■ STORED ROWS:
╭──

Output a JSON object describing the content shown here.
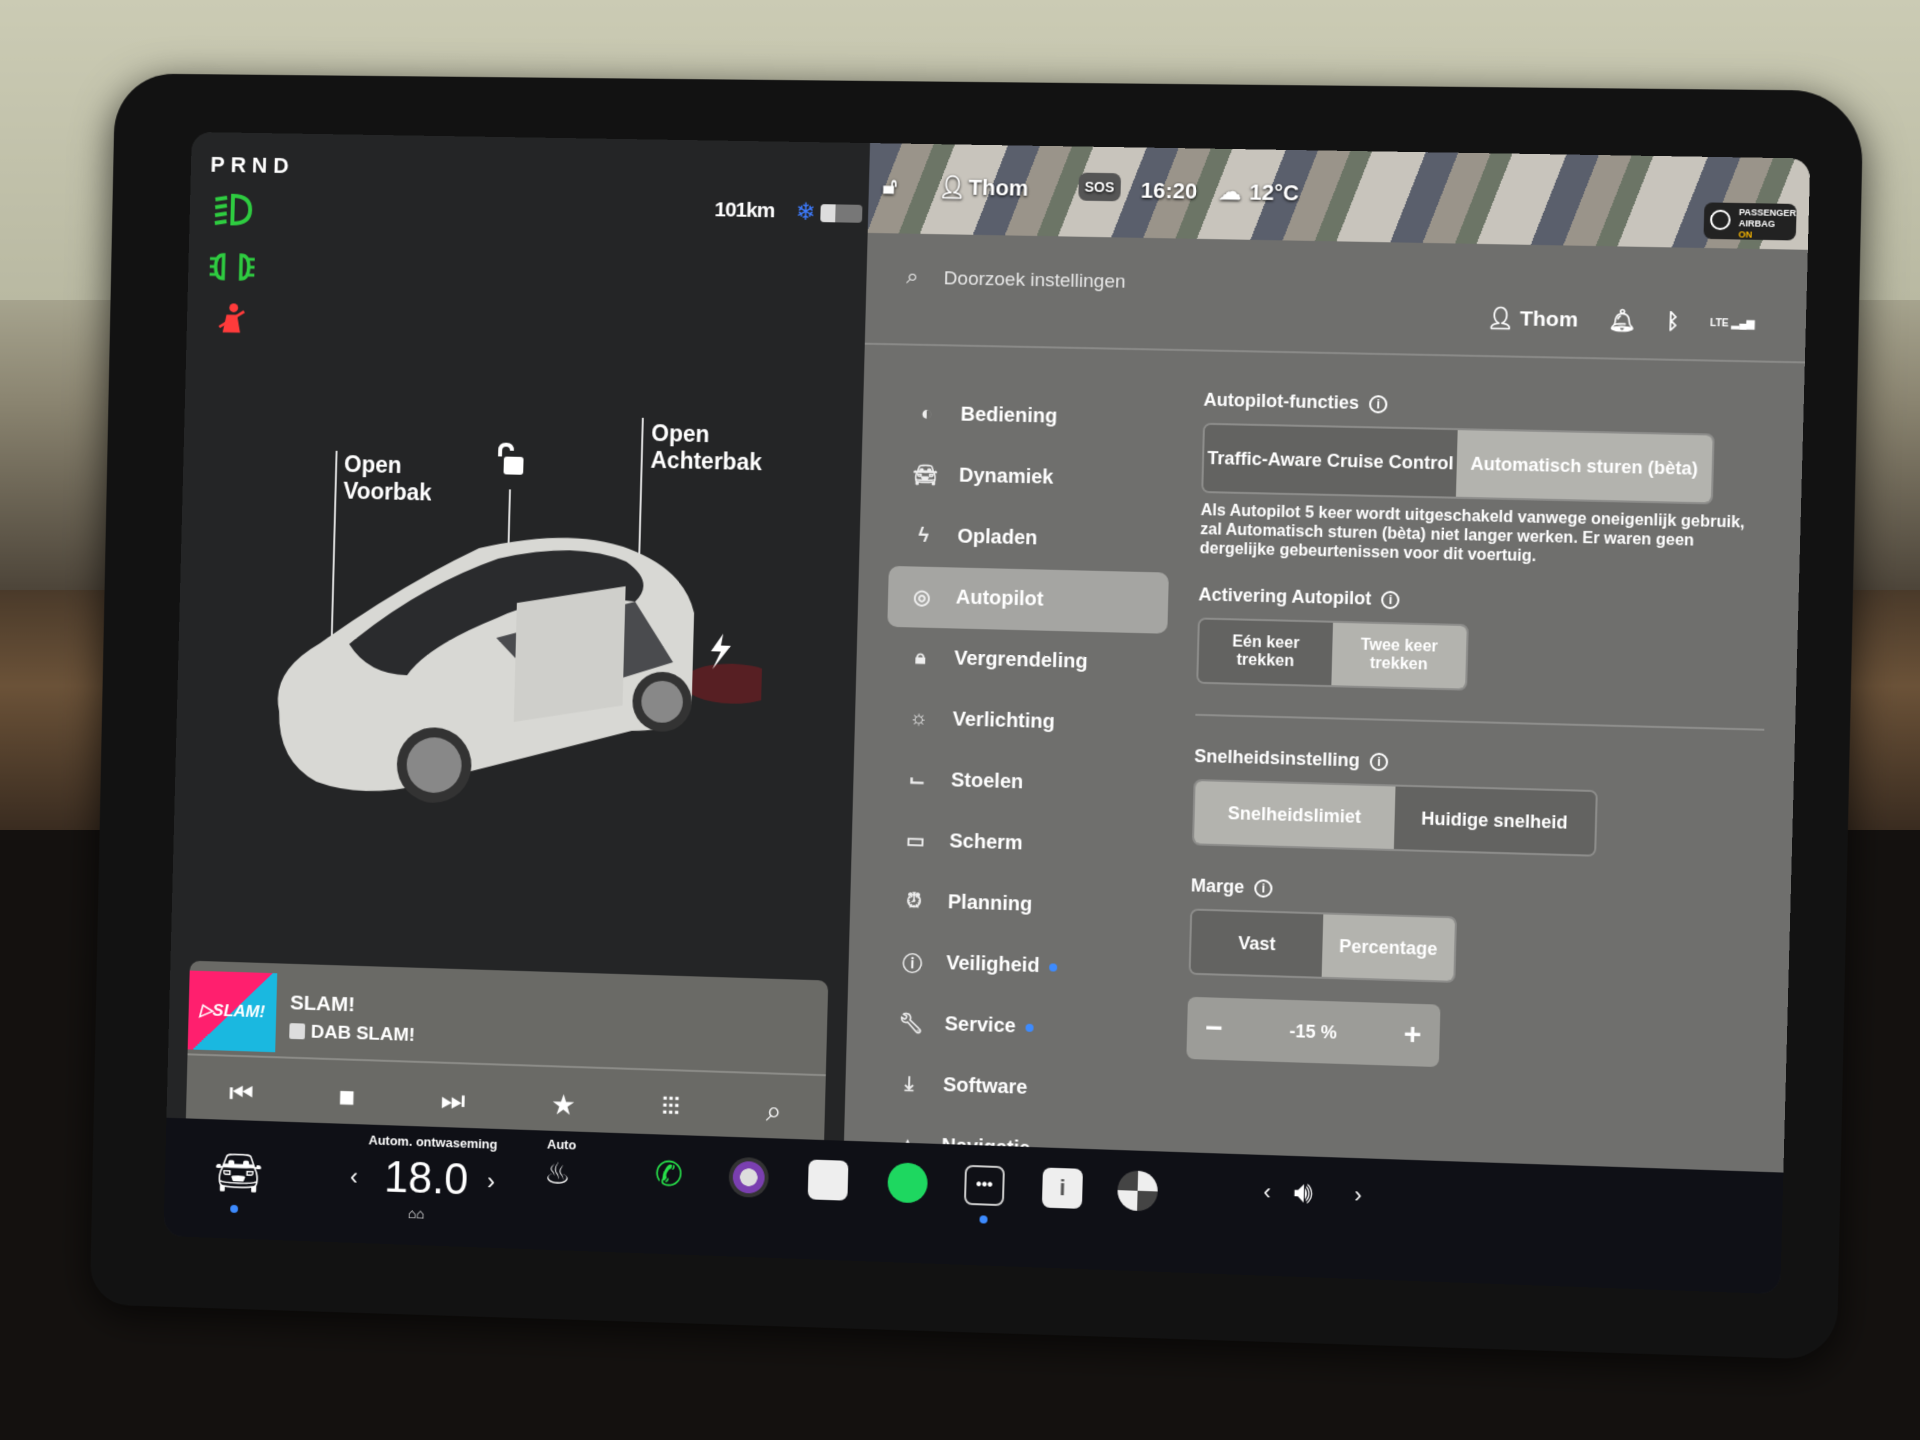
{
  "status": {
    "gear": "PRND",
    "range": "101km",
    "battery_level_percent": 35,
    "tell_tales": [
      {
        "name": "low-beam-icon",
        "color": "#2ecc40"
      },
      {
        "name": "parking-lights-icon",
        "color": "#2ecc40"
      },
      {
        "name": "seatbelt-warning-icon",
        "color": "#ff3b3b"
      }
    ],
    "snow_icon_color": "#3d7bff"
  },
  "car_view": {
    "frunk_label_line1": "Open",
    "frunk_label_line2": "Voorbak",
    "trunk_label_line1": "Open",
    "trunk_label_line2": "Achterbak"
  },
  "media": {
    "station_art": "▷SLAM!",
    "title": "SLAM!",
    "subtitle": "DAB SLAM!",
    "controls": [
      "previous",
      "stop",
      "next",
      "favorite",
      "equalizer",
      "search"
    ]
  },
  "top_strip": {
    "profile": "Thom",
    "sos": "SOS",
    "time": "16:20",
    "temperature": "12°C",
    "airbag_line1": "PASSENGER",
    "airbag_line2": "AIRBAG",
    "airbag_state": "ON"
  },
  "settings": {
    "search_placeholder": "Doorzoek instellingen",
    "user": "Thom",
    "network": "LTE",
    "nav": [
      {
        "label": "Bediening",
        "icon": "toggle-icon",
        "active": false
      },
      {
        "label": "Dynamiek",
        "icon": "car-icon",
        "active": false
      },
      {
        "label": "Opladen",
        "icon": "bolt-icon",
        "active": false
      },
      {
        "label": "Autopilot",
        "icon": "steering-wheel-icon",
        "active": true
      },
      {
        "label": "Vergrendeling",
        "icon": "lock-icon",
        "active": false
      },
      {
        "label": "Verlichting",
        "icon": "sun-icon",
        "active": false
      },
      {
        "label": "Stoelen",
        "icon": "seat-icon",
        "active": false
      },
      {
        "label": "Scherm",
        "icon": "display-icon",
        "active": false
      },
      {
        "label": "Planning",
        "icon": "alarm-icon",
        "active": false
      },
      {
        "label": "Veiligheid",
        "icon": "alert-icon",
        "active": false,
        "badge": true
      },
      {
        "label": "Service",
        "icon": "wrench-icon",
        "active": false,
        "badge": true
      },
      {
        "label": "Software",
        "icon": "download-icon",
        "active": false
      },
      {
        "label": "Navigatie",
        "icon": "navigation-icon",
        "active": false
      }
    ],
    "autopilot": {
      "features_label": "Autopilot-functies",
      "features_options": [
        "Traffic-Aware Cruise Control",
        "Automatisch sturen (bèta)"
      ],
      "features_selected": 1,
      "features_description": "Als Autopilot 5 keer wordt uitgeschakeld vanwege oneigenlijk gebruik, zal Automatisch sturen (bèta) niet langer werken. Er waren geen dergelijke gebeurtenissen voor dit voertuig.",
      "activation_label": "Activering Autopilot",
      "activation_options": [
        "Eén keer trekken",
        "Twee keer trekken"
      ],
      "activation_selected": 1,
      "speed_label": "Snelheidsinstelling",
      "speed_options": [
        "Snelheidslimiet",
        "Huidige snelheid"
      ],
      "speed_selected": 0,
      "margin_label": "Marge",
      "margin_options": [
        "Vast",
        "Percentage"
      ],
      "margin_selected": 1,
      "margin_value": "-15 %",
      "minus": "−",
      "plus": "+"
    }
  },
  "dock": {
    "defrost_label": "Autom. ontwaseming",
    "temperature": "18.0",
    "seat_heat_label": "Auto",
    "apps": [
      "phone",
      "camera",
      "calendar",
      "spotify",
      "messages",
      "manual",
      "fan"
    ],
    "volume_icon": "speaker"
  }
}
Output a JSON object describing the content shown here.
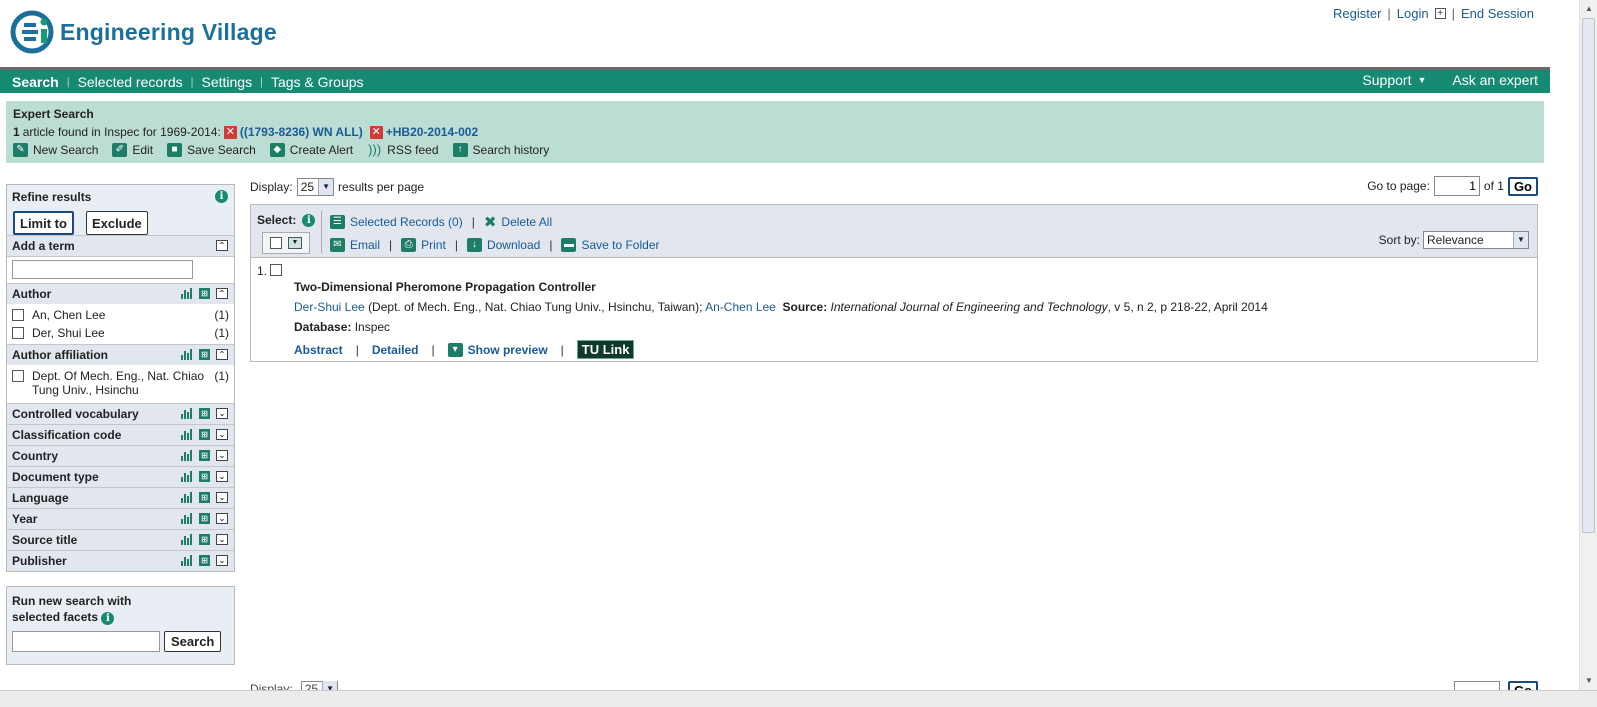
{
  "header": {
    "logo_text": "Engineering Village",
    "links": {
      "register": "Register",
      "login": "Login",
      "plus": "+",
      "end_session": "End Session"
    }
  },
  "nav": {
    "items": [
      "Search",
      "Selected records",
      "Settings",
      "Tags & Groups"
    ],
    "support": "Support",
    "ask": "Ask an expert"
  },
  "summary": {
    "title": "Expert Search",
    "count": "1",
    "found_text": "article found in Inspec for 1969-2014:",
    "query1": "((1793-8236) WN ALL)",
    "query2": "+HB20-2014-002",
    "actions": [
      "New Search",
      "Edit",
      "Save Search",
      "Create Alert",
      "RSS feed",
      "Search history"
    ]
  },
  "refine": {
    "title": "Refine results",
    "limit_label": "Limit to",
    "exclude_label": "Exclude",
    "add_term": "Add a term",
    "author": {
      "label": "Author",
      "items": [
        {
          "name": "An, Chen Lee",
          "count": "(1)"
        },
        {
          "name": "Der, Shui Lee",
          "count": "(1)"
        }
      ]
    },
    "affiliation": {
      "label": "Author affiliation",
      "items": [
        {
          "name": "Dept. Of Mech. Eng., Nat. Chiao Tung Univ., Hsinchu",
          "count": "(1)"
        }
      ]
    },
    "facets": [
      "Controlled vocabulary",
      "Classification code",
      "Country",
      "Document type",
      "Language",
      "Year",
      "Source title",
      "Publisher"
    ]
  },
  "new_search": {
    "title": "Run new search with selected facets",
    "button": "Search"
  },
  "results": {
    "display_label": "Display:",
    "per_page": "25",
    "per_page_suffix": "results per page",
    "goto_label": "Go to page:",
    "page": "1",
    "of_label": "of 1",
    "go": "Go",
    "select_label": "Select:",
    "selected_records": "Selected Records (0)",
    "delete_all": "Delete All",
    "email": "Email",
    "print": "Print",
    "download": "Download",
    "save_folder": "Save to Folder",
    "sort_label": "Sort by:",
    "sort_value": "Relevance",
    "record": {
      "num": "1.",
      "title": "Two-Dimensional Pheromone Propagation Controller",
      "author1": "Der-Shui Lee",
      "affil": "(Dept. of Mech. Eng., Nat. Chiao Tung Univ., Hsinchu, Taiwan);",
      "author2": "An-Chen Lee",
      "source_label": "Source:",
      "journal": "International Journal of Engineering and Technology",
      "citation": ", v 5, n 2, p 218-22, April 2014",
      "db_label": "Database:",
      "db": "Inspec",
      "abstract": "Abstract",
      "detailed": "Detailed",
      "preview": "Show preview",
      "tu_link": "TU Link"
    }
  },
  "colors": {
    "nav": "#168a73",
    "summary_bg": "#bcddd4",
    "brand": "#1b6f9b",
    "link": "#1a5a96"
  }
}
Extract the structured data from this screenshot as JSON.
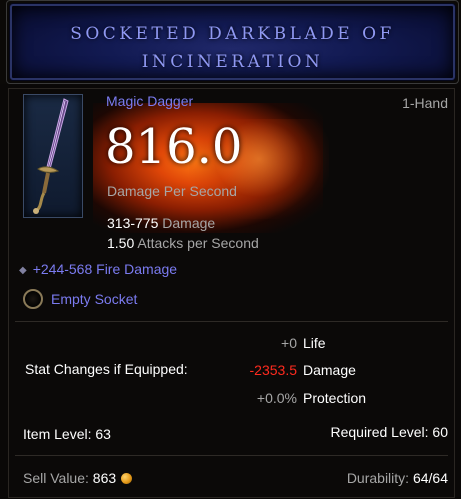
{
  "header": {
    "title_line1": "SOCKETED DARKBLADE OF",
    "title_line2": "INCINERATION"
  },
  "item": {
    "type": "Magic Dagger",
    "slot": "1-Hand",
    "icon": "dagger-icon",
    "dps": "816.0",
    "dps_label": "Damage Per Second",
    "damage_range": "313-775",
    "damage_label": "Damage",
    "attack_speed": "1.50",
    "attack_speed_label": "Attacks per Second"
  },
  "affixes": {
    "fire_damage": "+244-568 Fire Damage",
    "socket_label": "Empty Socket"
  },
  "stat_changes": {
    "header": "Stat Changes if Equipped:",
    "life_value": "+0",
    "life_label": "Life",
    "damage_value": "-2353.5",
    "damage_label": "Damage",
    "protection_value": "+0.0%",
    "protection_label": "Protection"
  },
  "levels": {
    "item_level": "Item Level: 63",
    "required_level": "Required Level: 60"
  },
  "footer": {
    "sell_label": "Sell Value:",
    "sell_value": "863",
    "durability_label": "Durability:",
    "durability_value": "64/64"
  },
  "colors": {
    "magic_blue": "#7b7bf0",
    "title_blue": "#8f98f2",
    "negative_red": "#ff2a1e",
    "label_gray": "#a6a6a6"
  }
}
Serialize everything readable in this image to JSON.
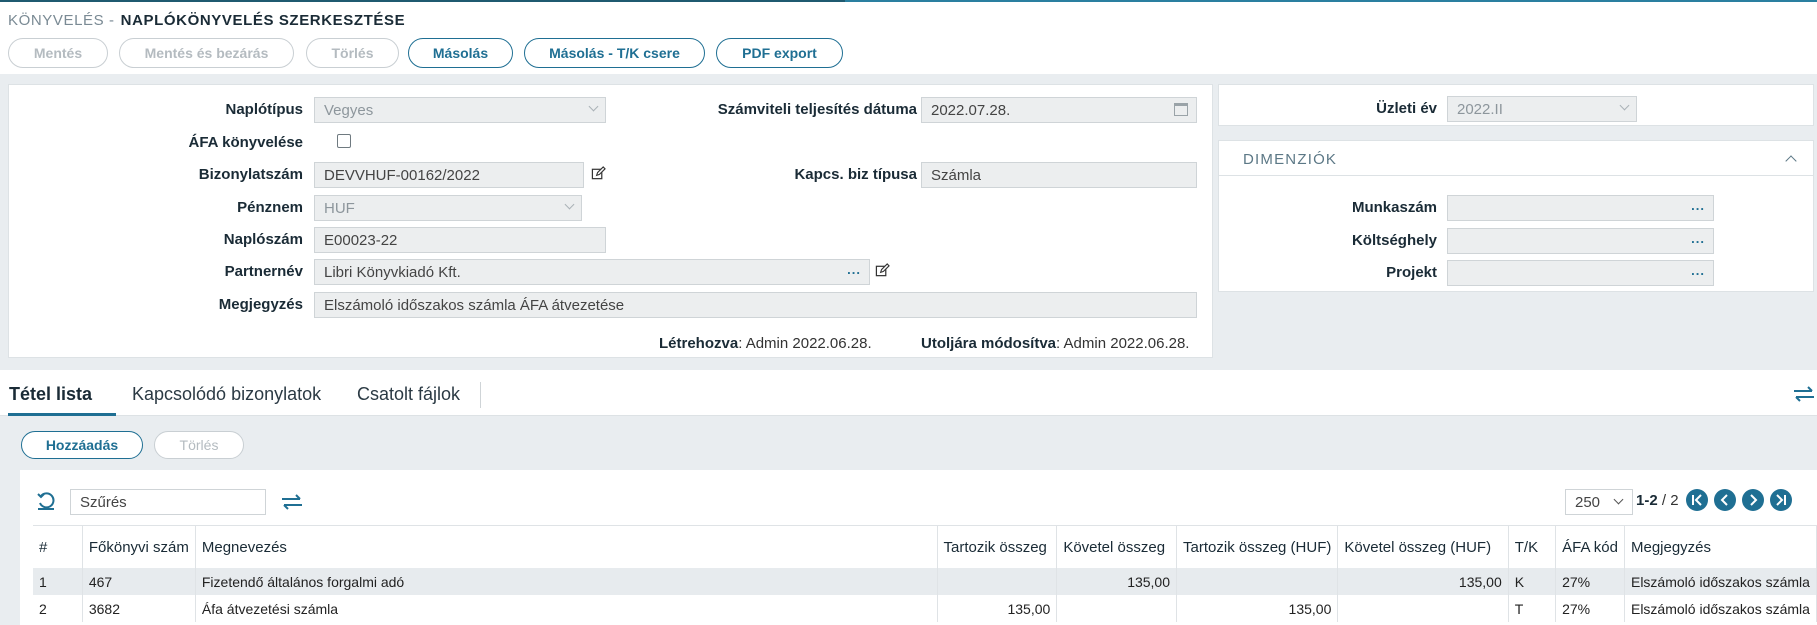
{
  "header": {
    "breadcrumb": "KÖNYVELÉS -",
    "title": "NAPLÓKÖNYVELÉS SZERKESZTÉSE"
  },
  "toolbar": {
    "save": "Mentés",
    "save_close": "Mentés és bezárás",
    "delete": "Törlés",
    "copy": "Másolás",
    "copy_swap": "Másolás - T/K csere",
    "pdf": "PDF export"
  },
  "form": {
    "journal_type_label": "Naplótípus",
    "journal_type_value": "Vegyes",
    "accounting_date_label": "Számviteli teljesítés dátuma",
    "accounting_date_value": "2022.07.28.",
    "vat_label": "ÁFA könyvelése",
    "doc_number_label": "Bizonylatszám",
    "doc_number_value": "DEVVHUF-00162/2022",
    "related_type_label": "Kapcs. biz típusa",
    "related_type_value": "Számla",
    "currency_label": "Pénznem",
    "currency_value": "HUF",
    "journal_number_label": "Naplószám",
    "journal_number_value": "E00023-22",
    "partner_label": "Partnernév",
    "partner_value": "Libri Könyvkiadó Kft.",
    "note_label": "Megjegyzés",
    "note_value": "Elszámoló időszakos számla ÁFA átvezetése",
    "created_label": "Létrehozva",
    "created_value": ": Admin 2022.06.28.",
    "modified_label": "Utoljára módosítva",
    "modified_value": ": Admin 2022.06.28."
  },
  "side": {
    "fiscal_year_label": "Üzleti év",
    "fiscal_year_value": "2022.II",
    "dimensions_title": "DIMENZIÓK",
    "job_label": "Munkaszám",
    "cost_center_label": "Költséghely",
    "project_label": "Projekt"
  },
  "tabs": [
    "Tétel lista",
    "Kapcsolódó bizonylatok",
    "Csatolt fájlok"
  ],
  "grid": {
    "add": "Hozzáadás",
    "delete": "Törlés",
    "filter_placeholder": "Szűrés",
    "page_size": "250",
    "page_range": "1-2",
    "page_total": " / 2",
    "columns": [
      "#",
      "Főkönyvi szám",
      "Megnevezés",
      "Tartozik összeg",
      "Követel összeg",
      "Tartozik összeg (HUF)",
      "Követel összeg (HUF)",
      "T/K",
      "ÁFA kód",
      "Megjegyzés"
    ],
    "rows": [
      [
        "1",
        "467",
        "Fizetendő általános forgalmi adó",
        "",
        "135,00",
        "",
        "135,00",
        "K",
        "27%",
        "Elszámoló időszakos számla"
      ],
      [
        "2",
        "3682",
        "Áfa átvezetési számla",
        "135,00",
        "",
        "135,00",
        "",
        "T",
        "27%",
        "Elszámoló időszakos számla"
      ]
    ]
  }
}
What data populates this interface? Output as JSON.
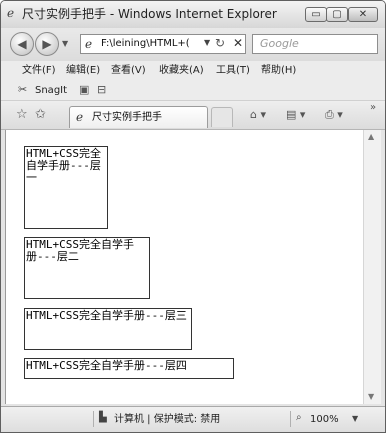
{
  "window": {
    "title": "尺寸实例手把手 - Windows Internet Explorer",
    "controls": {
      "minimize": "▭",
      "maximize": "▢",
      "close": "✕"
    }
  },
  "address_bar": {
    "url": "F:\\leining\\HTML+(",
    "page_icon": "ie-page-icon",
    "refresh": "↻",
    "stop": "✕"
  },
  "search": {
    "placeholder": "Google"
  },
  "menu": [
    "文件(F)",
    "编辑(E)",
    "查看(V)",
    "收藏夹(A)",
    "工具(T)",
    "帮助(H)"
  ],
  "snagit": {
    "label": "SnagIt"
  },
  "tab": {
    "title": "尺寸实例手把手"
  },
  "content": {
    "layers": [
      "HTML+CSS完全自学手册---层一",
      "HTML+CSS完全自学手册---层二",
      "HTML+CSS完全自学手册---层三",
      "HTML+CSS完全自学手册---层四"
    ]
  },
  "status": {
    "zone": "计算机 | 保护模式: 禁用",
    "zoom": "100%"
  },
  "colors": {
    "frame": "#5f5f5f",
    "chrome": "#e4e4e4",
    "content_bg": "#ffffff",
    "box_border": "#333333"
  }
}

╰──

■ YOUR INSTRUCTIONS:
Exactly the lines from the line containing "What data populates" through the last line of the entries above are to be quoted, both included, and nothing else. Pictures are left out.

■ EXERCISE RESULT:
What data populates this interface? Output as JSON.
{
  "window": {
    "title": "尺寸实例手把手 - Windows Internet Explorer",
    "controls": {
      "minimize": "▭",
      "maximize": "▢",
      "close": "✕"
    }
  },
  "address_bar": {
    "url": "F:\\leining\\HTML+(",
    "page_icon": "ie-page-icon",
    "refresh": "↻",
    "stop": "✕"
  },
  "search": {
    "placeholder": "Google"
  },
  "menu": [
    "文件(F)",
    "编辑(E)",
    "查看(V)",
    "收藏夹(A)",
    "工具(T)",
    "帮助(H)"
  ],
  "snagit": {
    "label": "SnagIt"
  },
  "tab": {
    "title": "尺寸实例手把手"
  },
  "content": {
    "layers": [
      "HTML+CSS完全自学手册---层一",
      "HTML+CSS完全自学手册---层二",
      "HTML+CSS完全自学手册---层三",
      "HTML+CSS完全自学手册---层四"
    ]
  },
  "status": {
    "zone": "计算机 | 保护模式: 禁用",
    "zoom": "100%"
  },
  "colors": {
    "frame": "#5f5f5f",
    "chrome": "#e4e4e4",
    "content_bg": "#ffffff",
    "box_border": "#333333"
  }
}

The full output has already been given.